-------- EXERCISE DATA --------
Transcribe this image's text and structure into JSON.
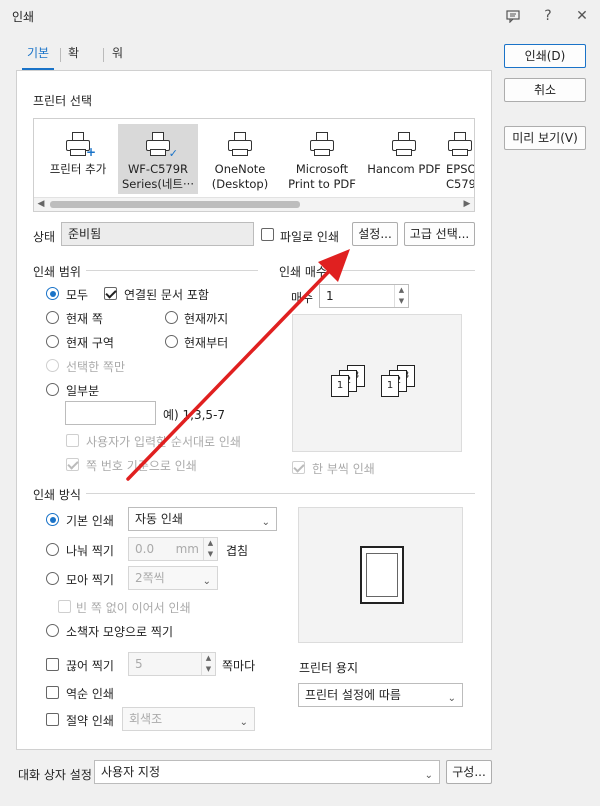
{
  "window": {
    "title": "인쇄"
  },
  "tabs": [
    {
      "label": "기본"
    },
    {
      "label": "확장"
    },
    {
      "label": "워터마크"
    }
  ],
  "buttons": {
    "print": "인쇄(D)",
    "cancel": "취소",
    "preview": "미리 보기(V)",
    "settings": "설정...",
    "advanced": "고급 선택...",
    "configure": "구성..."
  },
  "printer_select": {
    "label": "프린터 선택",
    "printers": [
      {
        "line1": "프린터 추가",
        "line2": ""
      },
      {
        "line1": "WF-C579R",
        "line2": "Series(네트···"
      },
      {
        "line1": "OneNote",
        "line2": "(Desktop)"
      },
      {
        "line1": "Microsoft",
        "line2": "Print to PDF"
      },
      {
        "line1": "Hancom PDF",
        "line2": ""
      },
      {
        "line1": "EPSO",
        "line2": "C579"
      }
    ]
  },
  "status": {
    "label": "상태",
    "value": "준비됨",
    "print_to_file": "파일로 인쇄"
  },
  "print_range": {
    "title": "인쇄 범위",
    "all": "모두",
    "include_linked": "연결된 문서 포함",
    "current_page": "현재 쪽",
    "until_current": "현재까지",
    "current_section": "현재 구역",
    "from_current": "현재부터",
    "selected_only": "선택한 쪽만",
    "partial": "일부분",
    "example": "예) 1,3,5-7",
    "user_order": "사용자가 입력한 순서대로 인쇄",
    "by_page_number": "쪽 번호 기준으로 인쇄"
  },
  "copies": {
    "title": "인쇄 매수",
    "label": "매수",
    "value": "1",
    "collate": "한 부씩 인쇄"
  },
  "print_method": {
    "title": "인쇄 방식",
    "basic": "기본 인쇄",
    "basic_value": "자동 인쇄",
    "split": "나눠 찍기",
    "split_value": "0.0",
    "split_unit": "mm",
    "overlap": "겹침",
    "gather": "모아 찍기",
    "gather_value": "2쪽씩",
    "no_blank": "빈 쪽 없이 이어서 인쇄",
    "booklet": "소책자 모양으로 찍기",
    "cut": "끊어 찍기",
    "cut_value": "5",
    "per_page": "쪽마다",
    "reverse": "역순 인쇄",
    "saving": "절약 인쇄",
    "saving_value": "회색조"
  },
  "paper": {
    "label": "프린터 용지",
    "value": "프린터 설정에 따름"
  },
  "dialog_settings": {
    "label": "대화 상자 설정",
    "value": "사용자 지정"
  },
  "colors": {
    "accent": "#1a73c8",
    "arrow": "#e02020"
  },
  "icons": [
    "feedback-icon",
    "help-icon",
    "close-icon",
    "printer-icon",
    "chevron-down-icon"
  ]
}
--------
**TASK OBJECTIVE:**
Extract the entries in full, exactly as they are, minus the pictures.

**FINISHED ANSWER:**
Transcribe this image's text and structure into JSON.
{
  "window": {
    "title": "인쇄"
  },
  "tabs": [
    {
      "label": "기본"
    },
    {
      "label": "확장"
    },
    {
      "label": "워터마크"
    }
  ],
  "buttons": {
    "print": "인쇄(D)",
    "cancel": "취소",
    "preview": "미리 보기(V)",
    "settings": "설정...",
    "advanced": "고급 선택...",
    "configure": "구성..."
  },
  "printer_select": {
    "label": "프린터 선택",
    "printers": [
      {
        "line1": "프린터 추가",
        "line2": ""
      },
      {
        "line1": "WF-C579R",
        "line2": "Series(네트···"
      },
      {
        "line1": "OneNote",
        "line2": "(Desktop)"
      },
      {
        "line1": "Microsoft",
        "line2": "Print to PDF"
      },
      {
        "line1": "Hancom PDF",
        "line2": ""
      },
      {
        "line1": "EPSO",
        "line2": "C579"
      }
    ]
  },
  "status": {
    "label": "상태",
    "value": "준비됨",
    "print_to_file": "파일로 인쇄"
  },
  "print_range": {
    "title": "인쇄 범위",
    "all": "모두",
    "include_linked": "연결된 문서 포함",
    "current_page": "현재 쪽",
    "until_current": "현재까지",
    "current_section": "현재 구역",
    "from_current": "현재부터",
    "selected_only": "선택한 쪽만",
    "partial": "일부분",
    "example": "예) 1,3,5-7",
    "user_order": "사용자가 입력한 순서대로 인쇄",
    "by_page_number": "쪽 번호 기준으로 인쇄"
  },
  "copies": {
    "title": "인쇄 매수",
    "label": "매수",
    "value": "1",
    "collate": "한 부씩 인쇄"
  },
  "print_method": {
    "title": "인쇄 방식",
    "basic": "기본 인쇄",
    "basic_value": "자동 인쇄",
    "split": "나눠 찍기",
    "split_value": "0.0",
    "split_unit": "mm",
    "overlap": "겹침",
    "gather": "모아 찍기",
    "gather_value": "2쪽씩",
    "no_blank": "빈 쪽 없이 이어서 인쇄",
    "booklet": "소책자 모양으로 찍기",
    "cut": "끊어 찍기",
    "cut_value": "5",
    "per_page": "쪽마다",
    "reverse": "역순 인쇄",
    "saving": "절약 인쇄",
    "saving_value": "회색조"
  },
  "paper": {
    "label": "프린터 용지",
    "value": "프린터 설정에 따름"
  },
  "dialog_settings": {
    "label": "대화 상자 설정",
    "value": "사용자 지정"
  },
  "colors": {
    "accent": "#1a73c8",
    "arrow": "#e02020"
  },
  "icons": [
    "feedback-icon",
    "help-icon",
    "close-icon",
    "printer-icon",
    "chevron-down-icon"
  ]
}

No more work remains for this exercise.